Your objective: Copy each line of the entries beneath that contains the word "description".

Data items:
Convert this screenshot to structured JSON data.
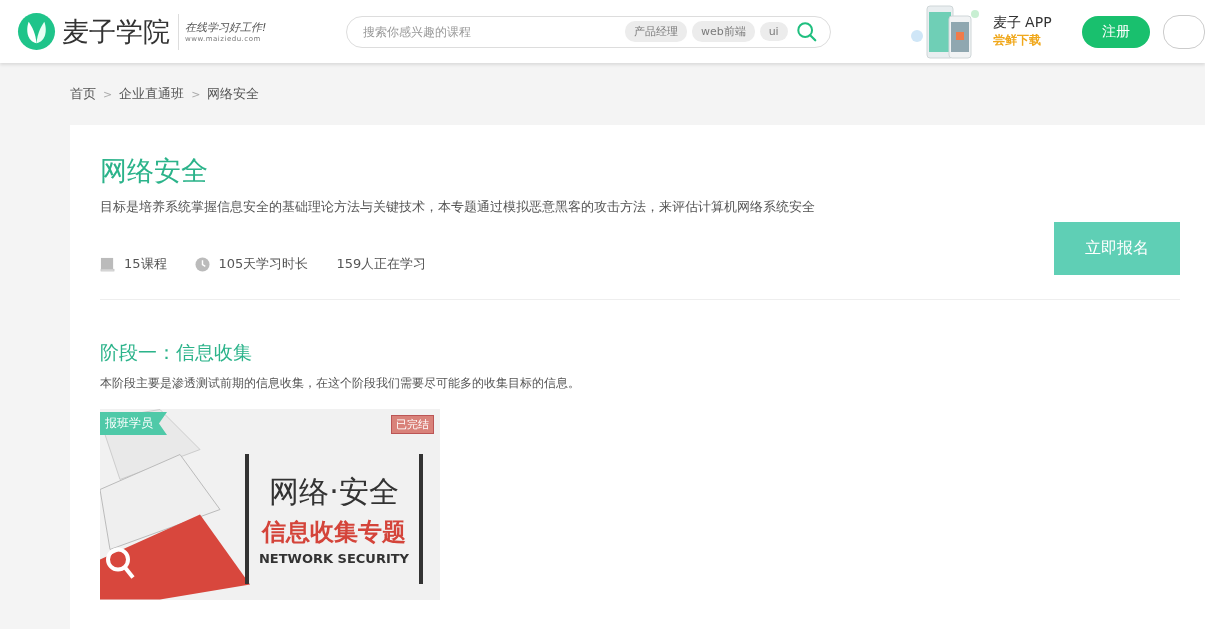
{
  "header": {
    "logo_text": "麦子学院",
    "slogan": "在线学习好工作!",
    "site_url": "www.maiziedu.com",
    "search": {
      "placeholder": "搜索你感兴趣的课程",
      "tags": [
        "产品经理",
        "web前端",
        "ui"
      ]
    },
    "app_promo": {
      "title": "麦子 APP",
      "subtitle": "尝鲜下载"
    },
    "register_button": "注册"
  },
  "breadcrumb": [
    {
      "label": "首页"
    },
    {
      "label": "企业直通班"
    },
    {
      "label": "网络安全"
    }
  ],
  "breadcrumb_separator": ">",
  "course": {
    "title": "网络安全",
    "description": "目标是培养系统掌握信息安全的基础理论方法与关键技术，本专题通过模拟恶意黑客的攻击方法，来评估计算机网络系统安全",
    "stats": [
      {
        "kind": "book",
        "text": "15课程"
      },
      {
        "kind": "clock",
        "text": "105天学习时长"
      },
      {
        "kind": "none",
        "text": "159人正在学习"
      }
    ],
    "enroll_button": "立即报名"
  },
  "stages": [
    {
      "title": "阶段一：信息收集",
      "description": "本阶段主要是渗透测试前期的信息收集，在这个阶段我们需要尽可能多的收集目标的信息。",
      "cover": {
        "badge": "报班学员",
        "status": "已完结",
        "heading": "网络·安全",
        "subheading": "信息收集专题",
        "english": "NETWORK SECURITY"
      }
    }
  ]
}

Solution:
    "description": "目标是培养系统掌握信息安全的基础理论方法与关键技术，本专题通过模拟恶意黑客的攻击方法，来评估计算机网络系统安全",
      "description": "本阶段主要是渗透测试前期的信息收集，在这个阶段我们需要尽可能多的收集目标的信息。",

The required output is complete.